Copy every record below exactly.

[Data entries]
— start —
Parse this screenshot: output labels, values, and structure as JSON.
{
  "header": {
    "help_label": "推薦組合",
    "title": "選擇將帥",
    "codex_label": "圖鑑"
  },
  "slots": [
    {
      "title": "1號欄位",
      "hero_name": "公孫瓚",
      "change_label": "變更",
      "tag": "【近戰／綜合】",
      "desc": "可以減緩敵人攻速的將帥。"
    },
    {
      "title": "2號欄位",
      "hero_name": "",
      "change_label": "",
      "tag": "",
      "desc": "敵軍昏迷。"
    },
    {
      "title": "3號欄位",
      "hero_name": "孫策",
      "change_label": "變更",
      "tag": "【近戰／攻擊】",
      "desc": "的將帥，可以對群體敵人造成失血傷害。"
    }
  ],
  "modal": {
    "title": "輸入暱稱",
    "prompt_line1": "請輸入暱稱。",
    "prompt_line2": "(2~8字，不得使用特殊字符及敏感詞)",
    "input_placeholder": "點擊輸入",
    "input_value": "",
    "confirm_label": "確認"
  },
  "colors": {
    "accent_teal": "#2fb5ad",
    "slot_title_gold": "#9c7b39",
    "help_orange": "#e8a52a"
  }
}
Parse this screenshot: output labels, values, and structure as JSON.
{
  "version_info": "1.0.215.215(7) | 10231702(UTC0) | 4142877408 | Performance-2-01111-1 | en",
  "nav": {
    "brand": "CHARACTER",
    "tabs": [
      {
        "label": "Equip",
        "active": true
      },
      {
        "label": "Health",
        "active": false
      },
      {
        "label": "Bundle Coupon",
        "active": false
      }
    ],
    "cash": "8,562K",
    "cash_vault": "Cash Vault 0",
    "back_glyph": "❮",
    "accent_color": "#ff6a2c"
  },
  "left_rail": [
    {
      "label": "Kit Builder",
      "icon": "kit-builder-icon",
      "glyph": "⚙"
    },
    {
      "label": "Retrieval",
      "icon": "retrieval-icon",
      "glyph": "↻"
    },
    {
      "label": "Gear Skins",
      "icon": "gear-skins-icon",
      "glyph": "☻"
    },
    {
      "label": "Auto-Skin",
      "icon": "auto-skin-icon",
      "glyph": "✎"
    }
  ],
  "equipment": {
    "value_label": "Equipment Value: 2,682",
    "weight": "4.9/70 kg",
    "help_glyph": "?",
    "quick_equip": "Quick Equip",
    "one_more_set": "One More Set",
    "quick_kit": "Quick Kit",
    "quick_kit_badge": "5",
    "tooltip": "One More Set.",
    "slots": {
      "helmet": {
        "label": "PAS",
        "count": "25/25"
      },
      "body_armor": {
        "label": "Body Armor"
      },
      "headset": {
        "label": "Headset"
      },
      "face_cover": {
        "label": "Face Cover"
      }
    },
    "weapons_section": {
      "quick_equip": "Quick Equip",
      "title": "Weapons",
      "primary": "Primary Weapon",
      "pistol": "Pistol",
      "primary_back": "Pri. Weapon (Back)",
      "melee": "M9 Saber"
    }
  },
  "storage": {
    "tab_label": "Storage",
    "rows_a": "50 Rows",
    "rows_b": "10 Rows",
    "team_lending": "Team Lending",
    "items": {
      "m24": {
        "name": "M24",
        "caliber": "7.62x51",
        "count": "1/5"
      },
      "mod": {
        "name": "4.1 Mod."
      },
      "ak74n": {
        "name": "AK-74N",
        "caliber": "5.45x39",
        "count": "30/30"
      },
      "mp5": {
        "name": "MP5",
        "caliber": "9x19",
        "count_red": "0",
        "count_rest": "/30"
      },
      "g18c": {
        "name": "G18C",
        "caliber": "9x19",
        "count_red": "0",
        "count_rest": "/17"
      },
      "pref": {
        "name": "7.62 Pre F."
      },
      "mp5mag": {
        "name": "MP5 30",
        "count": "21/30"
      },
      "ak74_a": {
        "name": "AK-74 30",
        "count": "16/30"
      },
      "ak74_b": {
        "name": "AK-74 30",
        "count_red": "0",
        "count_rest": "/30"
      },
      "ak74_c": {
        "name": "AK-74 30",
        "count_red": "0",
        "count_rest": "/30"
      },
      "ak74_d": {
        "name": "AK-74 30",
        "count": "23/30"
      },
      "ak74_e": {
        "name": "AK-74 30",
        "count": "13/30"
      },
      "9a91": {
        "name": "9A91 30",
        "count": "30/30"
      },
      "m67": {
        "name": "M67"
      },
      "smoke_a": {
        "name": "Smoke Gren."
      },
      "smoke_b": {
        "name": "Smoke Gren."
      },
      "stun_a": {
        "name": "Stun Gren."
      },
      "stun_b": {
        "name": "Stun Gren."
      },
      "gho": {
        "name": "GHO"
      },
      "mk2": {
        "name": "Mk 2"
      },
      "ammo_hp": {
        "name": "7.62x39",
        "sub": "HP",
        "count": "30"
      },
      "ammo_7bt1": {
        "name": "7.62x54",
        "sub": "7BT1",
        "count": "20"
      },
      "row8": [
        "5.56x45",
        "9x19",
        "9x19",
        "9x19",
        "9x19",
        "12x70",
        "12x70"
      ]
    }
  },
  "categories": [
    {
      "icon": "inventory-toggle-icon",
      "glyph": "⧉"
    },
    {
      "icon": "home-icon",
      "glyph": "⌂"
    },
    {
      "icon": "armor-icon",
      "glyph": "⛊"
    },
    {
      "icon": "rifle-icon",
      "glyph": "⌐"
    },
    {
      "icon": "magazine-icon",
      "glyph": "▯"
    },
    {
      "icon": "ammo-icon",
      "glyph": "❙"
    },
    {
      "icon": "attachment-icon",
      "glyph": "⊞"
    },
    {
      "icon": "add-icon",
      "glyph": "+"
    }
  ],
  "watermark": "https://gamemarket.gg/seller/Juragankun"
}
— end —
▸ Exercise output
Parse this screenshot: output labels, values, and structure as JSON.
{
  "header": {
    "help_label": "推薦組合",
    "title": "選擇將帥",
    "codex_label": "圖鑑"
  },
  "slots": [
    {
      "title": "1號欄位",
      "hero_name": "公孫瓚",
      "change_label": "變更",
      "tag": "【近戰／綜合】",
      "desc": "可以減緩敵人攻速的將帥。"
    },
    {
      "title": "2號欄位",
      "hero_name": "",
      "change_label": "",
      "tag": "",
      "desc": "敵軍昏迷。"
    },
    {
      "title": "3號欄位",
      "hero_name": "孫策",
      "change_label": "變更",
      "tag": "【近戰／攻擊】",
      "desc": "的將帥，可以對群體敵人造成失血傷害。"
    }
  ],
  "modal": {
    "title": "輸入暱稱",
    "prompt_line1": "請輸入暱稱。",
    "prompt_line2": "(2~8字，不得使用特殊字符及敏感詞)",
    "input_placeholder": "點擊輸入",
    "input_value": "",
    "confirm_label": "確認"
  },
  "colors": {
    "accent_teal": "#2fb5ad",
    "slot_title_gold": "#9c7b39",
    "help_orange": "#e8a52a"
  }
}
Parse this screenshot: output labels, values, and structure as JSON.
{
  "version_info": "1.0.215.215(7) | 10231702(UTC0) | 4142877408 | Performance-2-01111-1 | en",
  "nav": {
    "brand": "CHARACTER",
    "tabs": [
      {
        "label": "Equip",
        "active": true
      },
      {
        "label": "Health",
        "active": false
      },
      {
        "label": "Bundle Coupon",
        "active": false
      }
    ],
    "cash": "8,562K",
    "cash_vault": "Cash Vault 0",
    "back_glyph": "❮",
    "accent_color": "#ff6a2c"
  },
  "left_rail": [
    {
      "label": "Kit Builder",
      "icon": "kit-builder-icon",
      "glyph": "⚙"
    },
    {
      "label": "Retrieval",
      "icon": "retrieval-icon",
      "glyph": "↻"
    },
    {
      "label": "Gear Skins",
      "icon": "gear-skins-icon",
      "glyph": "☻"
    },
    {
      "label": "Auto-Skin",
      "icon": "auto-skin-icon",
      "glyph": "✎"
    }
  ],
  "equipment": {
    "value_label": "Equipment Value: 2,682",
    "weight": "4.9/70 kg",
    "help_glyph": "?",
    "quick_equip": "Quick Equip",
    "one_more_set": "One More Set",
    "quick_kit": "Quick Kit",
    "quick_kit_badge": "5",
    "tooltip": "One More Set.",
    "slots": {
      "helmet": {
        "label": "PAS",
        "count": "25/25"
      },
      "body_armor": {
        "label": "Body Armor"
      },
      "headset": {
        "label": "Headset"
      },
      "face_cover": {
        "label": "Face Cover"
      }
    },
    "weapons_section": {
      "quick_equip": "Quick Equip",
      "title": "Weapons",
      "primary": "Primary Weapon",
      "pistol": "Pistol",
      "primary_back": "Pri. Weapon (Back)",
      "melee": "M9 Saber"
    }
  },
  "storage": {
    "tab_label": "Storage",
    "rows_a": "50 Rows",
    "rows_b": "10 Rows",
    "team_lending": "Team Lending",
    "items": {
      "m24": {
        "name": "M24",
        "caliber": "7.62x51",
        "count": "1/5"
      },
      "mod": {
        "name": "4.1 Mod."
      },
      "ak74n": {
        "name": "AK-74N",
        "caliber": "5.45x39",
        "count": "30/30"
      },
      "mp5": {
        "name": "MP5",
        "caliber": "9x19",
        "count_red": "0",
        "count_rest": "/30"
      },
      "g18c": {
        "name": "G18C",
        "caliber": "9x19",
        "count_red": "0",
        "count_rest": "/17"
      },
      "pref": {
        "name": "7.62 Pre F."
      },
      "mp5mag": {
        "name": "MP5 30",
        "count": "21/30"
      },
      "ak74_a": {
        "name": "AK-74 30",
        "count": "16/30"
      },
      "ak74_b": {
        "name": "AK-74 30",
        "count_red": "0",
        "count_rest": "/30"
      },
      "ak74_c": {
        "name": "AK-74 30",
        "count_red": "0",
        "count_rest": "/30"
      },
      "ak74_d": {
        "name": "AK-74 30",
        "count": "23/30"
      },
      "ak74_e": {
        "name": "AK-74 30",
        "count": "13/30"
      },
      "9a91": {
        "name": "9A91 30",
        "count": "30/30"
      },
      "m67": {
        "name": "M67"
      },
      "smoke_a": {
        "name": "Smoke Gren."
      },
      "smoke_b": {
        "name": "Smoke Gren."
      },
      "stun_a": {
        "name": "Stun Gren."
      },
      "stun_b": {
        "name": "Stun Gren."
      },
      "gho": {
        "name": "GHO"
      },
      "mk2": {
        "name": "Mk 2"
      },
      "ammo_hp": {
        "name": "7.62x39",
        "sub": "HP",
        "count": "30"
      },
      "ammo_7bt1": {
        "name": "7.62x54",
        "sub": "7BT1",
        "count": "20"
      },
      "row8": [
        "5.56x45",
        "9x19",
        "9x19",
        "9x19",
        "9x19",
        "12x70",
        "12x70"
      ]
    }
  },
  "categories": [
    {
      "icon": "inventory-toggle-icon",
      "glyph": "⧉"
    },
    {
      "icon": "home-icon",
      "glyph": "⌂"
    },
    {
      "icon": "armor-icon",
      "glyph": "⛊"
    },
    {
      "icon": "rifle-icon",
      "glyph": "⌐"
    },
    {
      "icon": "magazine-icon",
      "glyph": "▯"
    },
    {
      "icon": "ammo-icon",
      "glyph": "❙"
    },
    {
      "icon": "attachment-icon",
      "glyph": "⊞"
    },
    {
      "icon": "add-icon",
      "glyph": "+"
    }
  ],
  "watermark": "https://gamemarket.gg/seller/Juragankun"
}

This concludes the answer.